→ **The task**
For the data below, work out how many lines contain the word "difference" and supply only that number.

→ **Data lines**
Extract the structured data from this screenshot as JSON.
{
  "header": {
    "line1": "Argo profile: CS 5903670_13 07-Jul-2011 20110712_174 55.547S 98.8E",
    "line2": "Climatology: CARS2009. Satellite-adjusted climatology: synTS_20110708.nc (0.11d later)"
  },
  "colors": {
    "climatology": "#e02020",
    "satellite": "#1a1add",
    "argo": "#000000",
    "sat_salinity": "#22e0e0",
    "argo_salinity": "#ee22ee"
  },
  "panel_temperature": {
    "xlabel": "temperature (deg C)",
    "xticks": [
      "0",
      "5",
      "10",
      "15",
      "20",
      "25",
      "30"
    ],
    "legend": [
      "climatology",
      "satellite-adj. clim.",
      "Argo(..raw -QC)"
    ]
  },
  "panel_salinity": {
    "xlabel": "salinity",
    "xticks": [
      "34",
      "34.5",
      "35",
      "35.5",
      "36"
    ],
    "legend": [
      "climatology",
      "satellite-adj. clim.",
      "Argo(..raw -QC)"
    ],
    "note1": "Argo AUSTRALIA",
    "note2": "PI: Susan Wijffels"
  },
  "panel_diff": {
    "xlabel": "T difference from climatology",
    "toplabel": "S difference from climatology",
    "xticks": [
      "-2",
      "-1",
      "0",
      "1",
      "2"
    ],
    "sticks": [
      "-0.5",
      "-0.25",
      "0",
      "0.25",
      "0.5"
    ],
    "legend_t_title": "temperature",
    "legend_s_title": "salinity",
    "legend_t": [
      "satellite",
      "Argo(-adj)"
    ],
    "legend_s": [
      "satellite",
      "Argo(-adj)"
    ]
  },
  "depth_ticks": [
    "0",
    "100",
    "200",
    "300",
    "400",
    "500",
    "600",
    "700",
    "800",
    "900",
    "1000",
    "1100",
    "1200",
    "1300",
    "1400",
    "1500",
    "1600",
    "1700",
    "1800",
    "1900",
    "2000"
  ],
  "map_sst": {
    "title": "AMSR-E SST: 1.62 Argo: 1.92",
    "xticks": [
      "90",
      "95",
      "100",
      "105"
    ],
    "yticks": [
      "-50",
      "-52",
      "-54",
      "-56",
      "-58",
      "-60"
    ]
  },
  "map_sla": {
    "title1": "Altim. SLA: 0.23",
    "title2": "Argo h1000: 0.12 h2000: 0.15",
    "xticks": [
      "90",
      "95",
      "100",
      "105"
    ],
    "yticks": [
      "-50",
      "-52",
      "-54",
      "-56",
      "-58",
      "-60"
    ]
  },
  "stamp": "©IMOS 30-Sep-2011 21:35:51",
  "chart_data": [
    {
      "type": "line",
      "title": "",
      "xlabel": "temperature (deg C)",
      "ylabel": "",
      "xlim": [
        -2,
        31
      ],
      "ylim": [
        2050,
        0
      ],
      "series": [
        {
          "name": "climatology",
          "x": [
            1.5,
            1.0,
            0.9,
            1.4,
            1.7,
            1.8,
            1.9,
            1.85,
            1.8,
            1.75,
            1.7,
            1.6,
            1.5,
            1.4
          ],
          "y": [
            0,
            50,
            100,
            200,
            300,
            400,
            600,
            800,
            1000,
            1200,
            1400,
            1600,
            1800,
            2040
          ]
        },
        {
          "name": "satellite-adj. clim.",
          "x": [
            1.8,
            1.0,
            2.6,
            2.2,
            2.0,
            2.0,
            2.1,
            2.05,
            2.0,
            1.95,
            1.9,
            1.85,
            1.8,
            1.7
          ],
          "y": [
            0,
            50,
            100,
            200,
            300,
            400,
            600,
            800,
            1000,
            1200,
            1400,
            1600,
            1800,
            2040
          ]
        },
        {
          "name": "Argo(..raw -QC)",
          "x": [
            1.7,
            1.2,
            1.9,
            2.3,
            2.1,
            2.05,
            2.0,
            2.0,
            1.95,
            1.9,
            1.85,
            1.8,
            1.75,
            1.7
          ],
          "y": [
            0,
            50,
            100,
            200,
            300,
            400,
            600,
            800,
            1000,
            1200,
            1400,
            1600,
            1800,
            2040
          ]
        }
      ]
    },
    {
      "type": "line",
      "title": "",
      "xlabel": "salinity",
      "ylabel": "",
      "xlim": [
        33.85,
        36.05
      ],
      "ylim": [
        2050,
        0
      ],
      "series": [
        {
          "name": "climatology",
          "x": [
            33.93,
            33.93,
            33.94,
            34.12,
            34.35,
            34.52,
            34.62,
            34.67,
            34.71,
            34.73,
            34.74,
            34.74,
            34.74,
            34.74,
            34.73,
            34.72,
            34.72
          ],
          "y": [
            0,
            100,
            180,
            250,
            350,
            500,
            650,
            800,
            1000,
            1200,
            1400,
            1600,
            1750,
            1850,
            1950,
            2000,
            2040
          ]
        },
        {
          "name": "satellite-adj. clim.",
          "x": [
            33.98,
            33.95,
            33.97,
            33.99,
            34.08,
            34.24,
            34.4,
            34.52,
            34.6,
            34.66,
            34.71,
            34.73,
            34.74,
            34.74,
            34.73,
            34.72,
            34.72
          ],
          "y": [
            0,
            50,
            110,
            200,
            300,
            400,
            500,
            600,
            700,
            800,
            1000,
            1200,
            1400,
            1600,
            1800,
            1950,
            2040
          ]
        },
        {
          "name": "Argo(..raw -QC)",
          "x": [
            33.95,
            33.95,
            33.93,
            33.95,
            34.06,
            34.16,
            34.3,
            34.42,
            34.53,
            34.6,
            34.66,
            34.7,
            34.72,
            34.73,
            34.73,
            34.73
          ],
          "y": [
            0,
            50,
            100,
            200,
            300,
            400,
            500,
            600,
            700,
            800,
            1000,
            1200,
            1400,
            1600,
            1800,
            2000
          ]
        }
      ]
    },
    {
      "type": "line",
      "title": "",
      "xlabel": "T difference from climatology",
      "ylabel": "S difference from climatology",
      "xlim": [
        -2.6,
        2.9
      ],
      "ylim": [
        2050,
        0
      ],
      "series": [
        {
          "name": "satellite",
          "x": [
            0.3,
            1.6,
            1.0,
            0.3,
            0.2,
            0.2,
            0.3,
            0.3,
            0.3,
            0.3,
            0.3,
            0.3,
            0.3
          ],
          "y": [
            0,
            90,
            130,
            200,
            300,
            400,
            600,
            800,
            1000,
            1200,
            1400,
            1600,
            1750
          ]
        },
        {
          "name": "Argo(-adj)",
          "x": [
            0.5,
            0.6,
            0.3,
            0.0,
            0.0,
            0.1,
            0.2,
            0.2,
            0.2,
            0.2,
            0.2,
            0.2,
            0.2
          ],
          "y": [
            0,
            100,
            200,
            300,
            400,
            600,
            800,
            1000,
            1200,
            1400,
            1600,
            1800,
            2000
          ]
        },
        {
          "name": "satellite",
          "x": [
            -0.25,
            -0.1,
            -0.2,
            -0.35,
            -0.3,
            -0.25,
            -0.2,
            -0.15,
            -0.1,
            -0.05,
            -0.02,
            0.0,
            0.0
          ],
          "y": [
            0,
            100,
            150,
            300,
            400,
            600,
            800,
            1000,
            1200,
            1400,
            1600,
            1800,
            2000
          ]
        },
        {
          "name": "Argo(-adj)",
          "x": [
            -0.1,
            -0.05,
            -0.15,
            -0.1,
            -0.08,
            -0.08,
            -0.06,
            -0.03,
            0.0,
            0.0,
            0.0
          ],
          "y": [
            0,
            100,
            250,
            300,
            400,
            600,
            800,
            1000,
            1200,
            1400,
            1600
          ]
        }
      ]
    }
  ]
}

--

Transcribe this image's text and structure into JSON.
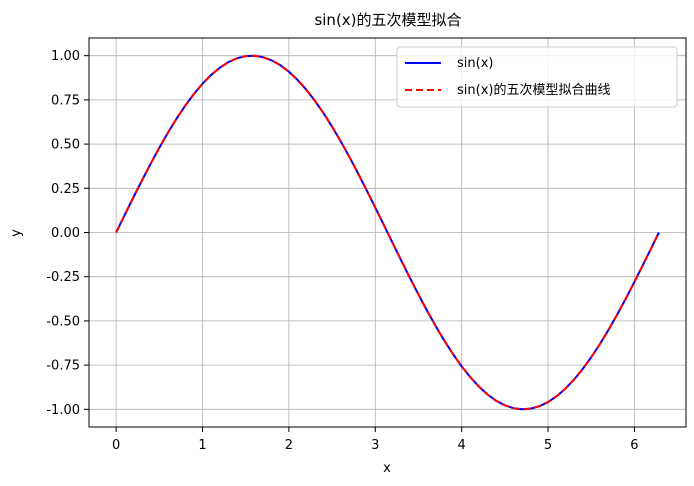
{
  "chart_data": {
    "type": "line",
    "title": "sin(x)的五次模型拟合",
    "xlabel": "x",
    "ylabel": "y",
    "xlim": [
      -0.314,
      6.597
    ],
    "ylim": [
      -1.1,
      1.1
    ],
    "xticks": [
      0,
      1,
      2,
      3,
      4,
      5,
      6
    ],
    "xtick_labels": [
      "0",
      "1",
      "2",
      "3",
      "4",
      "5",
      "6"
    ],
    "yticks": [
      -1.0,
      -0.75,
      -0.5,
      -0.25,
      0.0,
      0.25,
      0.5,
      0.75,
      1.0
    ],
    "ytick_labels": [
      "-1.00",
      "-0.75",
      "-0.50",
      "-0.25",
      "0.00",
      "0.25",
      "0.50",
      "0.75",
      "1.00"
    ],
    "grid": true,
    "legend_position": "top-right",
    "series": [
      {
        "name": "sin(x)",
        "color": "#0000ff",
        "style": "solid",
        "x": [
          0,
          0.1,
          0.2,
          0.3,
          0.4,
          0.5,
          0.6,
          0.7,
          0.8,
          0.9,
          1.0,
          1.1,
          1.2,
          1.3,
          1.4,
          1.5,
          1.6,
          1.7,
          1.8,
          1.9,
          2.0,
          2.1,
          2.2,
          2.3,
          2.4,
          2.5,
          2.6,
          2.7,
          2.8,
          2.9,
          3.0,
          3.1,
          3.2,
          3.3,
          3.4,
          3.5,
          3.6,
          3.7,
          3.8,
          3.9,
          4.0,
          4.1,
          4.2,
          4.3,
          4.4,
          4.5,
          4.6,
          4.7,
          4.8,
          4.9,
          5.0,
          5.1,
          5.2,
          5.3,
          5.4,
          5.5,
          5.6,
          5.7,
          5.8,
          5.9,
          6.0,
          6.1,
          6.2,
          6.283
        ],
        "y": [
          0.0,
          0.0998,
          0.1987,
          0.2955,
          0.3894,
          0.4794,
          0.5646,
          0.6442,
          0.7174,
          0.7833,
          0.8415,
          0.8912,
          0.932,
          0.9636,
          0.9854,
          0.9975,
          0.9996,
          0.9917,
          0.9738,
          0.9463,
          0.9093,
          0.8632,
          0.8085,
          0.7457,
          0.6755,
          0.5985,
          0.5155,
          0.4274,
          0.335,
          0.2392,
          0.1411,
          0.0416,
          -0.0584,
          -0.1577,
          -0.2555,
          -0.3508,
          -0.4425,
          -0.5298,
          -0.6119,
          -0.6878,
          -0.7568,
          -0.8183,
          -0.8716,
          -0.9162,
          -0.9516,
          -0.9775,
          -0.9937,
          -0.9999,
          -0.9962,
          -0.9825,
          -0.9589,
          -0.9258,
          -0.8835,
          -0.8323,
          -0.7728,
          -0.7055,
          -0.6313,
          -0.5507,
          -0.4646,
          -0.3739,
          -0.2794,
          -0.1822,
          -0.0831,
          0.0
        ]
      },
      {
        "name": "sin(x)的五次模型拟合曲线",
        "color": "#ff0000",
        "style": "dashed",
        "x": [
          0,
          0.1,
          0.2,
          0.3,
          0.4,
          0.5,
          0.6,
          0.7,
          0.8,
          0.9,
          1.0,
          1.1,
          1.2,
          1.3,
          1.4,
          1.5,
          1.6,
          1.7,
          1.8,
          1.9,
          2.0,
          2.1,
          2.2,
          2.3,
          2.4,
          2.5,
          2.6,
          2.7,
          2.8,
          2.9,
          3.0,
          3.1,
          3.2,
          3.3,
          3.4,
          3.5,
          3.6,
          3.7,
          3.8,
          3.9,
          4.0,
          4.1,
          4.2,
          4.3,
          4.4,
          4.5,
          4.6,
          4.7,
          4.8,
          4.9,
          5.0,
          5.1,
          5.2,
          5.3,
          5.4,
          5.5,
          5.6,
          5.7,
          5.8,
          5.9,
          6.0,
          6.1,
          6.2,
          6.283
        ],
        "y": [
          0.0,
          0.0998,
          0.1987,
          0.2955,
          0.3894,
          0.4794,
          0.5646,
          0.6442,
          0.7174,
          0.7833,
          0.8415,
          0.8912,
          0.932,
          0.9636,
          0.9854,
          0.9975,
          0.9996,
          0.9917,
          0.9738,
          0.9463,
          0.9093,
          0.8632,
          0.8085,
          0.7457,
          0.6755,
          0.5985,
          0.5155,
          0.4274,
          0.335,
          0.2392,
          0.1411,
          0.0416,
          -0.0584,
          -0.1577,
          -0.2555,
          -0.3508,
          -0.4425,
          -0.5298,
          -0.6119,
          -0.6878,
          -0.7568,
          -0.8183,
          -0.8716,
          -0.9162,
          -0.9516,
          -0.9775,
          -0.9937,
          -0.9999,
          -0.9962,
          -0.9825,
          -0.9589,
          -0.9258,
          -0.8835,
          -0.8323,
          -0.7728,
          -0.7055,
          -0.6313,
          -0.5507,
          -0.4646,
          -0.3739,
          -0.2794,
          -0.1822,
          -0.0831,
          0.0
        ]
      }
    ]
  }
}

==

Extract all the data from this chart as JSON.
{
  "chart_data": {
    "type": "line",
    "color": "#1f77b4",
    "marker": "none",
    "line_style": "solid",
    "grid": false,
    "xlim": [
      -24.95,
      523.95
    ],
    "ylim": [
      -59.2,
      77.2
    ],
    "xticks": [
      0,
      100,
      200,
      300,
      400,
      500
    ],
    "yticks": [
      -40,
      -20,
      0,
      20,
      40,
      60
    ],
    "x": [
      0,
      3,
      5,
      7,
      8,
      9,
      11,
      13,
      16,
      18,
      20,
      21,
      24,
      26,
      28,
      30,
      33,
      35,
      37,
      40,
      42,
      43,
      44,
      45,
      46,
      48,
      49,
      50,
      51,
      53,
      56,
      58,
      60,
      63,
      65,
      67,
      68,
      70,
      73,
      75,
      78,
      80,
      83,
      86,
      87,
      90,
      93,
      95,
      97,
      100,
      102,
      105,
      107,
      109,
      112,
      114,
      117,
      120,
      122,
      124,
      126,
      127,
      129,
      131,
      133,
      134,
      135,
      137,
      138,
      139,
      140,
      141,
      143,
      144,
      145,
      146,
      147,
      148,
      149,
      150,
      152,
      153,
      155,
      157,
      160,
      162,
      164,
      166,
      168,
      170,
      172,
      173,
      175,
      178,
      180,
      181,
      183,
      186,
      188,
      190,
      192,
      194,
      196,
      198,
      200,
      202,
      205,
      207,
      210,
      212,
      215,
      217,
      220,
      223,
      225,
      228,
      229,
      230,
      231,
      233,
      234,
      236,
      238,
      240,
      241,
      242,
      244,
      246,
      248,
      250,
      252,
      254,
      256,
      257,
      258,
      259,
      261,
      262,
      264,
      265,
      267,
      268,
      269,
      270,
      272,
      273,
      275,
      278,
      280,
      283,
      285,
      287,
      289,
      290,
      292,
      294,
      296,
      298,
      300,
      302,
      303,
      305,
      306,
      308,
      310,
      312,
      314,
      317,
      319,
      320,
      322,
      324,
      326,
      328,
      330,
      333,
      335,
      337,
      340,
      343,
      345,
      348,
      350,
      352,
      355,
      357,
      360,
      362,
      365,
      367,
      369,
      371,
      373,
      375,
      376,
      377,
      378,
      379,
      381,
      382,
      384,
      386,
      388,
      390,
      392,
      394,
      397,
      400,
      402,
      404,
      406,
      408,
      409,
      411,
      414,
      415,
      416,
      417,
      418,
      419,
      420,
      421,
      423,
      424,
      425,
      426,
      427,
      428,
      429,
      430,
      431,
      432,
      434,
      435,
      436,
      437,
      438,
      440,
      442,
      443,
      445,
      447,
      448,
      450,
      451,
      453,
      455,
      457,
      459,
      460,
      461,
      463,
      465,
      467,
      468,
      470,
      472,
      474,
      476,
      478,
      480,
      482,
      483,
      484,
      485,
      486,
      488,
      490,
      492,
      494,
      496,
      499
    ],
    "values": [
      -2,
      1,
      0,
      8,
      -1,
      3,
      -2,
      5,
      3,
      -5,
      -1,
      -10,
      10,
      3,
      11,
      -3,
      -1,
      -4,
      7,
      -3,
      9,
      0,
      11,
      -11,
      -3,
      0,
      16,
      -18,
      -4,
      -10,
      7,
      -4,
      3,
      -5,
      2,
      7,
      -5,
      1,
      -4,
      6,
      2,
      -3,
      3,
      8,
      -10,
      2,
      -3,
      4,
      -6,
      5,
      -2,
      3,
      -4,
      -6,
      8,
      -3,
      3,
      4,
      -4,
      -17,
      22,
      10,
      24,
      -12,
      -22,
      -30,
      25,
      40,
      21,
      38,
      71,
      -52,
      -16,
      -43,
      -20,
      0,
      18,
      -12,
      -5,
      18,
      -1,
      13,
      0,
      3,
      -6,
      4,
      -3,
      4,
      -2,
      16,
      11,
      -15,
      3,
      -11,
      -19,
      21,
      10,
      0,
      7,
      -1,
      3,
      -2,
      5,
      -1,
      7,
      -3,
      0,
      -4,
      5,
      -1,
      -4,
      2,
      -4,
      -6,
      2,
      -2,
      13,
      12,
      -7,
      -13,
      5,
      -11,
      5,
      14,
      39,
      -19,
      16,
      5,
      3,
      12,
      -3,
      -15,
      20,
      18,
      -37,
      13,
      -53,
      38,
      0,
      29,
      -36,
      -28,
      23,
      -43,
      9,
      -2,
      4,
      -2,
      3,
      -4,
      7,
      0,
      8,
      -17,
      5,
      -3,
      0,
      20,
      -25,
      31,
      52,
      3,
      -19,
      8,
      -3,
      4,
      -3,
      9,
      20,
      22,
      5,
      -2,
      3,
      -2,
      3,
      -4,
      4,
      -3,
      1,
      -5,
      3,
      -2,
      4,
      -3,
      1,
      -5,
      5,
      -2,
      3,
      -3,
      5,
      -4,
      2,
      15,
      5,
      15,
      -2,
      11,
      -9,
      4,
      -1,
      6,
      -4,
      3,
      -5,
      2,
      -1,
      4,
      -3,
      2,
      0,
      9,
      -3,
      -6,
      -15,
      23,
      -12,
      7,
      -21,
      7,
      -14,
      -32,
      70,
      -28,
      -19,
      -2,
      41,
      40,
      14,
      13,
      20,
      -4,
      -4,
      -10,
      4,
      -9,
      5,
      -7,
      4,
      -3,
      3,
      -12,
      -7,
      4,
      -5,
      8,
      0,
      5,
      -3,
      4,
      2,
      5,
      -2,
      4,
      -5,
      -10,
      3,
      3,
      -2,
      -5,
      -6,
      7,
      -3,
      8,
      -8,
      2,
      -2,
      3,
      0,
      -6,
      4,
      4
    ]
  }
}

→ **Exercise result**
4